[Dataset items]
* * * * *

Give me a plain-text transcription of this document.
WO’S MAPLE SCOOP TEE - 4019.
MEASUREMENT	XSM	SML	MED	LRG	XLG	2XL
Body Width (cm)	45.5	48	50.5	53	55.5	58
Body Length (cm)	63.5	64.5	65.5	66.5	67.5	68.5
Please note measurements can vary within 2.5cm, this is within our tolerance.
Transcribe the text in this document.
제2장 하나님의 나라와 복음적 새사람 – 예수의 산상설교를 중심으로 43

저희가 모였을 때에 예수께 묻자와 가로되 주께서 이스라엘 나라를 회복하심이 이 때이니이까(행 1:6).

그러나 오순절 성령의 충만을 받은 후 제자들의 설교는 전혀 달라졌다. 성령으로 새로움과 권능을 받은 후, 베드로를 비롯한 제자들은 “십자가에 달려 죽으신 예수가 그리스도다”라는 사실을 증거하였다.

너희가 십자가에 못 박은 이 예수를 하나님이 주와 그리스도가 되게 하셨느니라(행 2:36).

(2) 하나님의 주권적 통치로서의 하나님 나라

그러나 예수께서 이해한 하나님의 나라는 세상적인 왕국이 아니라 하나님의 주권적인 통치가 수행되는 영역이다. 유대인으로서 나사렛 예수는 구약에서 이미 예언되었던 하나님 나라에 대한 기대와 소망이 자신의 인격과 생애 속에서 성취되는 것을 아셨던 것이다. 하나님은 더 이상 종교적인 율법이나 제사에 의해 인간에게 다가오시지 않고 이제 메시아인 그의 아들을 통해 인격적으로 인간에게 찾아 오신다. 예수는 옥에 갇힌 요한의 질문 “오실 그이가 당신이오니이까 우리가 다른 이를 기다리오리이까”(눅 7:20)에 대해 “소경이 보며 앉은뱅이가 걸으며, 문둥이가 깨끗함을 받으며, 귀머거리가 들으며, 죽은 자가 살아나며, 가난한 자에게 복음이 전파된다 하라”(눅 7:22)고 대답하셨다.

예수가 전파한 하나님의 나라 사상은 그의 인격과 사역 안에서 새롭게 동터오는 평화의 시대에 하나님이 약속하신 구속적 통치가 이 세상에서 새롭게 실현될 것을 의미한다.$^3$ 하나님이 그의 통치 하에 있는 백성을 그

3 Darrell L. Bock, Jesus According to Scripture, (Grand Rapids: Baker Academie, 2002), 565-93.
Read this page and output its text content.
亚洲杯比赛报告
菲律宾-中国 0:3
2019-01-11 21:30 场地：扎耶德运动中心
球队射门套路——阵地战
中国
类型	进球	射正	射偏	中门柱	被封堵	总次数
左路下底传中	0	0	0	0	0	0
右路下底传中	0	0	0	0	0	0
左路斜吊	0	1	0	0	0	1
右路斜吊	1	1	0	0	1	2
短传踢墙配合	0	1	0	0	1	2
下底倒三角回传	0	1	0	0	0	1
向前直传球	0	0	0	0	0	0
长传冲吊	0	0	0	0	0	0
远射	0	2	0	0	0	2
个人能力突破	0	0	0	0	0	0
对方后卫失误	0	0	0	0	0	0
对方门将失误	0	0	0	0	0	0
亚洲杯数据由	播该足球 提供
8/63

* * * * *

▶ [Task objective]: Write out the whole listing again, exactly as it stands.

▶ [Response to this task]:
Give me a plain-text transcription of this document.
WO’S MAPLE SCOOP TEE - 4019.
MEASUREMENT	XSM	SML	MED	LRG	XLG	2XL
Body Width (cm)	45.5	48	50.5	53	55.5	58
Body Length (cm)	63.5	64.5	65.5	66.5	67.5	68.5
Please note measurements can vary within 2.5cm, this is within our tolerance.
Transcribe the text in this document.
제2장 하나님의 나라와 복음적 새사람 – 예수의 산상설교를 중심으로 43

저희가 모였을 때에 예수께 묻자와 가로되 주께서 이스라엘 나라를 회복하심이 이 때이니이까(행 1:6).

그러나 오순절 성령의 충만을 받은 후 제자들의 설교는 전혀 달라졌다. 성령으로 새로움과 권능을 받은 후, 베드로를 비롯한 제자들은 “십자가에 달려 죽으신 예수가 그리스도다”라는 사실을 증거하였다.

너희가 십자가에 못 박은 이 예수를 하나님이 주와 그리스도가 되게 하셨느니라(행 2:36).

(2) 하나님의 주권적 통치로서의 하나님 나라

그러나 예수께서 이해한 하나님의 나라는 세상적인 왕국이 아니라 하나님의 주권적인 통치가 수행되는 영역이다. 유대인으로서 나사렛 예수는 구약에서 이미 예언되었던 하나님 나라에 대한 기대와 소망이 자신의 인격과 생애 속에서 성취되는 것을 아셨던 것이다. 하나님은 더 이상 종교적인 율법이나 제사에 의해 인간에게 다가오시지 않고 이제 메시아인 그의 아들을 통해 인격적으로 인간에게 찾아 오신다. 예수는 옥에 갇힌 요한의 질문 “오실 그이가 당신이오니이까 우리가 다른 이를 기다리오리이까”(눅 7:20)에 대해 “소경이 보며 앉은뱅이가 걸으며, 문둥이가 깨끗함을 받으며, 귀머거리가 들으며, 죽은 자가 살아나며, 가난한 자에게 복음이 전파된다 하라”(눅 7:22)고 대답하셨다.

예수가 전파한 하나님의 나라 사상은 그의 인격과 사역 안에서 새롭게 동터오는 평화의 시대에 하나님이 약속하신 구속적 통치가 이 세상에서 새롭게 실현될 것을 의미한다.$^3$ 하나님이 그의 통치 하에 있는 백성을 그

3 Darrell L. Bock, Jesus According to Scripture, (Grand Rapids: Baker Academie, 2002), 565-93.
Read this page and output its text content.
亚洲杯比赛报告
菲律宾-中国 0:3
2019-01-11 21:30 场地：扎耶德运动中心
球队射门套路——阵地战
中国
类型	进球	射正	射偏	中门柱	被封堵	总次数
左路下底传中	0	0	0	0	0	0
右路下底传中	0	0	0	0	0	0
左路斜吊	0	1	0	0	0	1
右路斜吊	1	1	0	0	1	2
短传踢墙配合	0	1	0	0	1	2
下底倒三角回传	0	1	0	0	0	1
向前直传球	0	0	0	0	0	0
长传冲吊	0	0	0	0	0	0
远射	0	2	0	0	0	2
个人能力突破	0	0	0	0	0	0
对方后卫失误	0	0	0	0	0	0
对方门将失误	0	0	0	0	0	0
亚洲杯数据由	播该足球 提供
8/63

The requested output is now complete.